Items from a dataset
........

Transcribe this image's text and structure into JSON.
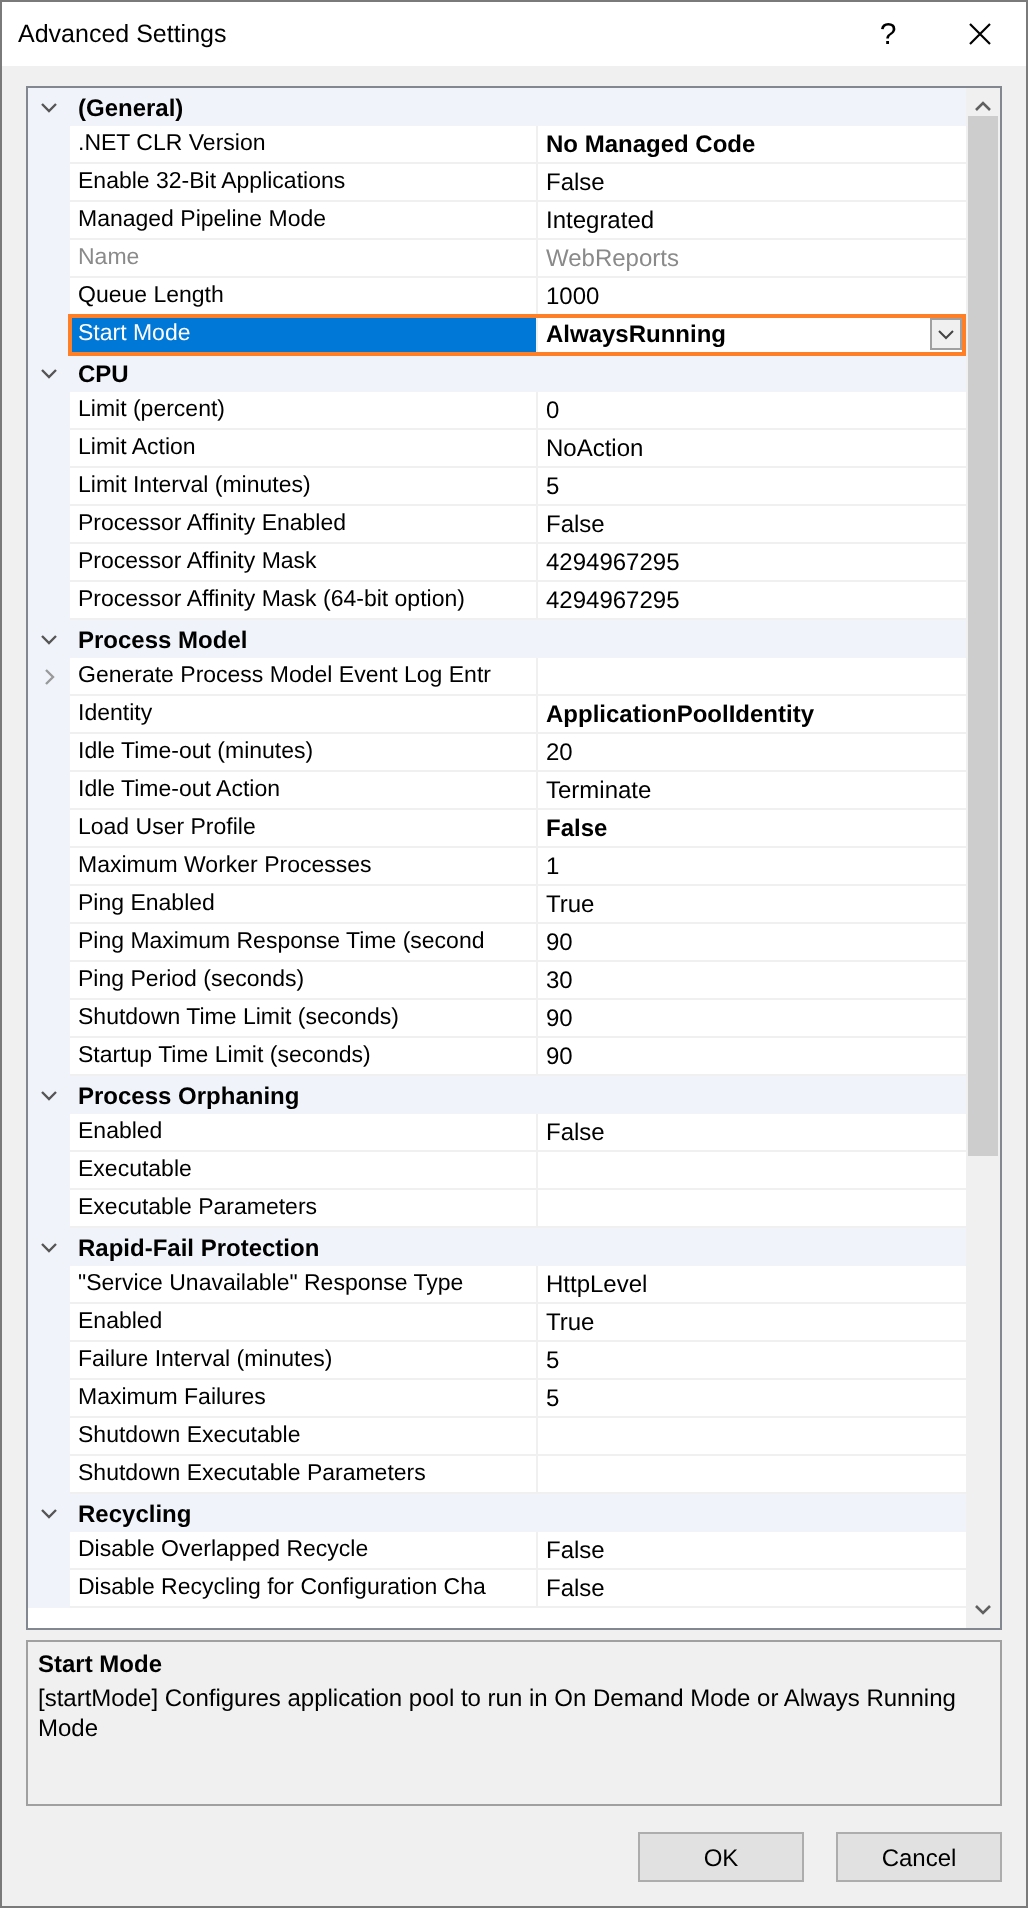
{
  "window": {
    "title": "Advanced Settings",
    "help_button": "?"
  },
  "categories": [
    {
      "title": "(General)",
      "expanded": true,
      "properties": [
        {
          "name": ".NET CLR Version",
          "value": "No Managed Code",
          "modified": true,
          "read_only": false,
          "selected": false
        },
        {
          "name": "Enable 32-Bit Applications",
          "value": "False",
          "modified": false,
          "read_only": false,
          "selected": false
        },
        {
          "name": "Managed Pipeline Mode",
          "value": "Integrated",
          "modified": false,
          "read_only": false,
          "selected": false
        },
        {
          "name": "Name",
          "value": "WebReports",
          "modified": false,
          "read_only": true,
          "selected": false
        },
        {
          "name": "Queue Length",
          "value": "1000",
          "modified": false,
          "read_only": false,
          "selected": false
        },
        {
          "name": "Start Mode",
          "value": "AlwaysRunning",
          "modified": true,
          "read_only": false,
          "selected": true
        }
      ]
    },
    {
      "title": "CPU",
      "expanded": true,
      "properties": [
        {
          "name": "Limit (percent)",
          "value": "0",
          "modified": false,
          "read_only": false,
          "selected": false
        },
        {
          "name": "Limit Action",
          "value": "NoAction",
          "modified": false,
          "read_only": false,
          "selected": false
        },
        {
          "name": "Limit Interval (minutes)",
          "value": "5",
          "modified": false,
          "read_only": false,
          "selected": false
        },
        {
          "name": "Processor Affinity Enabled",
          "value": "False",
          "modified": false,
          "read_only": false,
          "selected": false
        },
        {
          "name": "Processor Affinity Mask",
          "value": "4294967295",
          "modified": false,
          "read_only": false,
          "selected": false
        },
        {
          "name": "Processor Affinity Mask (64-bit option)",
          "value": "4294967295",
          "modified": false,
          "read_only": false,
          "selected": false
        }
      ]
    },
    {
      "title": "Process Model",
      "expanded": true,
      "properties": [
        {
          "name": "Generate Process Model Event Log Entr",
          "expanded": false,
          "read_only": false,
          "selected": false
        },
        {
          "name": "Identity",
          "value": "ApplicationPoolIdentity",
          "modified": true,
          "read_only": false,
          "selected": false
        },
        {
          "name": "Idle Time-out (minutes)",
          "value": "20",
          "modified": false,
          "read_only": false,
          "selected": false
        },
        {
          "name": "Idle Time-out Action",
          "value": "Terminate",
          "modified": false,
          "read_only": false,
          "selected": false
        },
        {
          "name": "Load User Profile",
          "value": "False",
          "modified": true,
          "read_only": false,
          "selected": false
        },
        {
          "name": "Maximum Worker Processes",
          "value": "1",
          "modified": false,
          "read_only": false,
          "selected": false
        },
        {
          "name": "Ping Enabled",
          "value": "True",
          "modified": false,
          "read_only": false,
          "selected": false
        },
        {
          "name": "Ping Maximum Response Time (second",
          "value": "90",
          "modified": false,
          "read_only": false,
          "selected": false
        },
        {
          "name": "Ping Period (seconds)",
          "value": "30",
          "modified": false,
          "read_only": false,
          "selected": false
        },
        {
          "name": "Shutdown Time Limit (seconds)",
          "value": "90",
          "modified": false,
          "read_only": false,
          "selected": false
        },
        {
          "name": "Startup Time Limit (seconds)",
          "value": "90",
          "modified": false,
          "read_only": false,
          "selected": false
        }
      ]
    },
    {
      "title": "Process Orphaning",
      "expanded": true,
      "properties": [
        {
          "name": "Enabled",
          "value": "False",
          "modified": false,
          "read_only": false,
          "selected": false
        },
        {
          "name": "Executable",
          "read_only": false,
          "selected": false
        },
        {
          "name": "Executable Parameters",
          "read_only": false,
          "selected": false
        }
      ]
    },
    {
      "title": "Rapid-Fail Protection",
      "expanded": true,
      "properties": [
        {
          "name": "\"Service Unavailable\" Response Type",
          "value": "HttpLevel",
          "modified": false,
          "read_only": false,
          "selected": false
        },
        {
          "name": "Enabled",
          "value": "True",
          "modified": false,
          "read_only": false,
          "selected": false
        },
        {
          "name": "Failure Interval (minutes)",
          "value": "5",
          "modified": false,
          "read_only": false,
          "selected": false
        },
        {
          "name": "Maximum Failures",
          "value": "5",
          "modified": false,
          "read_only": false,
          "selected": false
        },
        {
          "name": "Shutdown Executable",
          "read_only": false,
          "selected": false
        },
        {
          "name": "Shutdown Executable Parameters",
          "read_only": false,
          "selected": false
        }
      ]
    },
    {
      "title": "Recycling",
      "expanded": true,
      "properties": [
        {
          "name": "Disable Overlapped Recycle",
          "value": "False",
          "modified": false,
          "read_only": false,
          "selected": false
        },
        {
          "name": "Disable Recycling for Configuration Cha",
          "value": "False",
          "modified": false,
          "read_only": false,
          "selected": false
        }
      ]
    }
  ],
  "help": {
    "title": "Start Mode",
    "description": "[startMode] Configures application pool to run in On Demand Mode or Always Running Mode"
  },
  "buttons": [
    "OK",
    "Cancel"
  ]
}
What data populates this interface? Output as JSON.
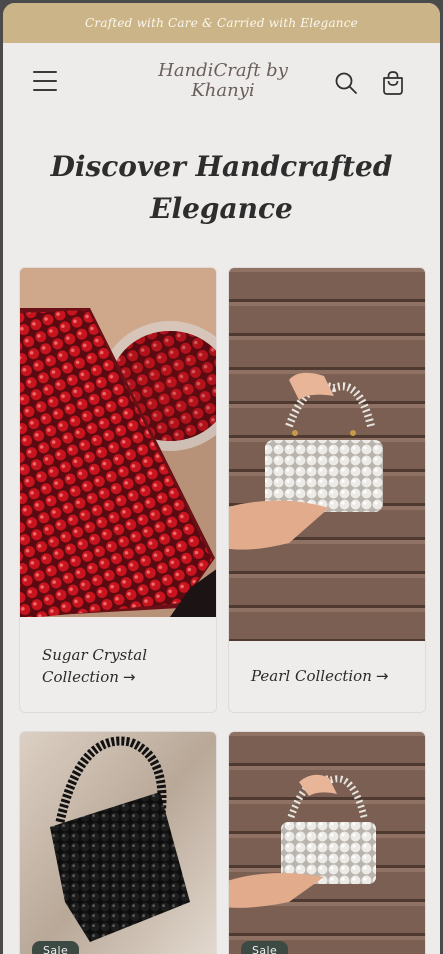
{
  "announcement": {
    "text": "Crafted with Care & Carried with Elegance"
  },
  "header": {
    "logo_line1": "HandiCraft by",
    "logo_line2": "Khanyi",
    "icons": [
      "menu-icon",
      "search-icon",
      "cart-icon"
    ]
  },
  "hero": {
    "title_line1": "Discover Handcrafted",
    "title_line2": "Elegance"
  },
  "collections": [
    {
      "title_line1": "Sugar Crystal",
      "title_line2": "Collection",
      "arrow": "→"
    },
    {
      "title": "Pearl Collection",
      "arrow": "→"
    }
  ],
  "products": [
    {
      "badge": "Sale"
    },
    {
      "badge": "Sale"
    }
  ],
  "colors": {
    "announcement_bg": "#cbb588",
    "page_bg": "#eeecea",
    "badge_bg": "#3c4a43",
    "text_dark": "#2d2d2d"
  }
}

........

Retype the entries word for word. Omit any images.

Transcribe this image's text and structure into JSON.
{
  "window": {
    "title": "Advanced Settings",
    "help_button": "?"
  },
  "categories": [
    {
      "title": "(General)",
      "expanded": true,
      "properties": [
        {
          "name": ".NET CLR Version",
          "value": "No Managed Code",
          "modified": true,
          "read_only": false,
          "selected": false
        },
        {
          "name": "Enable 32-Bit Applications",
          "value": "False",
          "modified": false,
          "read_only": false,
          "selected": false
        },
        {
          "name": "Managed Pipeline Mode",
          "value": "Integrated",
          "modified": false,
          "read_only": false,
          "selected": false
        },
        {
          "name": "Name",
          "value": "WebReports",
          "modified": false,
          "read_only": true,
          "selected": false
        },
        {
          "name": "Queue Length",
          "value": "1000",
          "modified": false,
          "read_only": false,
          "selected": false
        },
        {
          "name": "Start Mode",
          "value": "AlwaysRunning",
          "modified": true,
          "read_only": false,
          "selected": true
        }
      ]
    },
    {
      "title": "CPU",
      "expanded": true,
      "properties": [
        {
          "name": "Limit (percent)",
          "value": "0",
          "modified": false,
          "read_only": false,
          "selected": false
        },
        {
          "name": "Limit Action",
          "value": "NoAction",
          "modified": false,
          "read_only": false,
          "selected": false
        },
        {
          "name": "Limit Interval (minutes)",
          "value": "5",
          "modified": false,
          "read_only": false,
          "selected": false
        },
        {
          "name": "Processor Affinity Enabled",
          "value": "False",
          "modified": false,
          "read_only": false,
          "selected": false
        },
        {
          "name": "Processor Affinity Mask",
          "value": "4294967295",
          "modified": false,
          "read_only": false,
          "selected": false
        },
        {
          "name": "Processor Affinity Mask (64-bit option)",
          "value": "4294967295",
          "modified": false,
          "read_only": false,
          "selected": false
        }
      ]
    },
    {
      "title": "Process Model",
      "expanded": true,
      "properties": [
        {
          "name": "Generate Process Model Event Log Entr",
          "expanded": false,
          "read_only": false,
          "selected": false
        },
        {
          "name": "Identity",
          "value": "ApplicationPoolIdentity",
          "modified": true,
          "read_only": false,
          "selected": false
        },
        {
          "name": "Idle Time-out (minutes)",
          "value": "20",
          "modified": false,
          "read_only": false,
          "selected": false
        },
        {
          "name": "Idle Time-out Action",
          "value": "Terminate",
          "modified": false,
          "read_only": false,
          "selected": false
        },
        {
          "name": "Load User Profile",
          "value": "False",
          "modified": true,
          "read_only": false,
          "selected": false
        },
        {
          "name": "Maximum Worker Processes",
          "value": "1",
          "modified": false,
          "read_only": false,
          "selected": false
        },
        {
          "name": "Ping Enabled",
          "value": "True",
          "modified": false,
          "read_only": false,
          "selected": false
        },
        {
          "name": "Ping Maximum Response Time (second",
          "value": "90",
          "modified": false,
          "read_only": false,
          "selected": false
        },
        {
          "name": "Ping Period (seconds)",
          "value": "30",
          "modified": false,
          "read_only": false,
          "selected": false
        },
        {
          "name": "Shutdown Time Limit (seconds)",
          "value": "90",
          "modified": false,
          "read_only": false,
          "selected": false
        },
        {
          "name": "Startup Time Limit (seconds)",
          "value": "90",
          "modified": false,
          "read_only": false,
          "selected": false
        }
      ]
    },
    {
      "title": "Process Orphaning",
      "expanded": true,
      "properties": [
        {
          "name": "Enabled",
          "value": "False",
          "modified": false,
          "read_only": false,
          "selected": false
        },
        {
          "name": "Executable",
          "read_only": false,
          "selected": false
        },
        {
          "name": "Executable Parameters",
          "read_only": false,
          "selected": false
        }
      ]
    },
    {
      "title": "Rapid-Fail Protection",
      "expanded": true,
      "properties": [
        {
          "name": "\"Service Unavailable\" Response Type",
          "value": "HttpLevel",
          "modified": false,
          "read_only": false,
          "selected": false
        },
        {
          "name": "Enabled",
          "value": "True",
          "modified": false,
          "read_only": false,
          "selected": false
        },
        {
          "name": "Failure Interval (minutes)",
          "value": "5",
          "modified": false,
          "read_only": false,
          "selected": false
        },
        {
          "name": "Maximum Failures",
          "value": "5",
          "modified": false,
          "read_only": false,
          "selected": false
        },
        {
          "name": "Shutdown Executable",
          "read_only": false,
          "selected": false
        },
        {
          "name": "Shutdown Executable Parameters",
          "read_only": false,
          "selected": false
        }
      ]
    },
    {
      "title": "Recycling",
      "expanded": true,
      "properties": [
        {
          "name": "Disable Overlapped Recycle",
          "value": "False",
          "modified": false,
          "read_only": false,
          "selected": false
        },
        {
          "name": "Disable Recycling for Configuration Cha",
          "value": "False",
          "modified": false,
          "read_only": false,
          "selected": false
        }
      ]
    }
  ],
  "help": {
    "title": "Start Mode",
    "description": "[startMode] Configures application pool to run in On Demand Mode or Always Running Mode"
  },
  "buttons": [
    "OK",
    "Cancel"
  ]
}
What data populates this interface? Output as JSON.
{
  "announcement": {
    "text": "Crafted with Care & Carried with Elegance"
  },
  "header": {
    "logo_line1": "HandiCraft by",
    "logo_line2": "Khanyi",
    "icons": [
      "menu-icon",
      "search-icon",
      "cart-icon"
    ]
  },
  "hero": {
    "title_line1": "Discover Handcrafted",
    "title_line2": "Elegance"
  },
  "collections": [
    {
      "title_line1": "Sugar Crystal",
      "title_line2": "Collection",
      "arrow": "→"
    },
    {
      "title": "Pearl Collection",
      "arrow": "→"
    }
  ],
  "products": [
    {
      "badge": "Sale"
    },
    {
      "badge": "Sale"
    }
  ],
  "colors": {
    "announcement_bg": "#cbb588",
    "page_bg": "#eeecea",
    "badge_bg": "#3c4a43",
    "text_dark": "#2d2d2d"
  }
}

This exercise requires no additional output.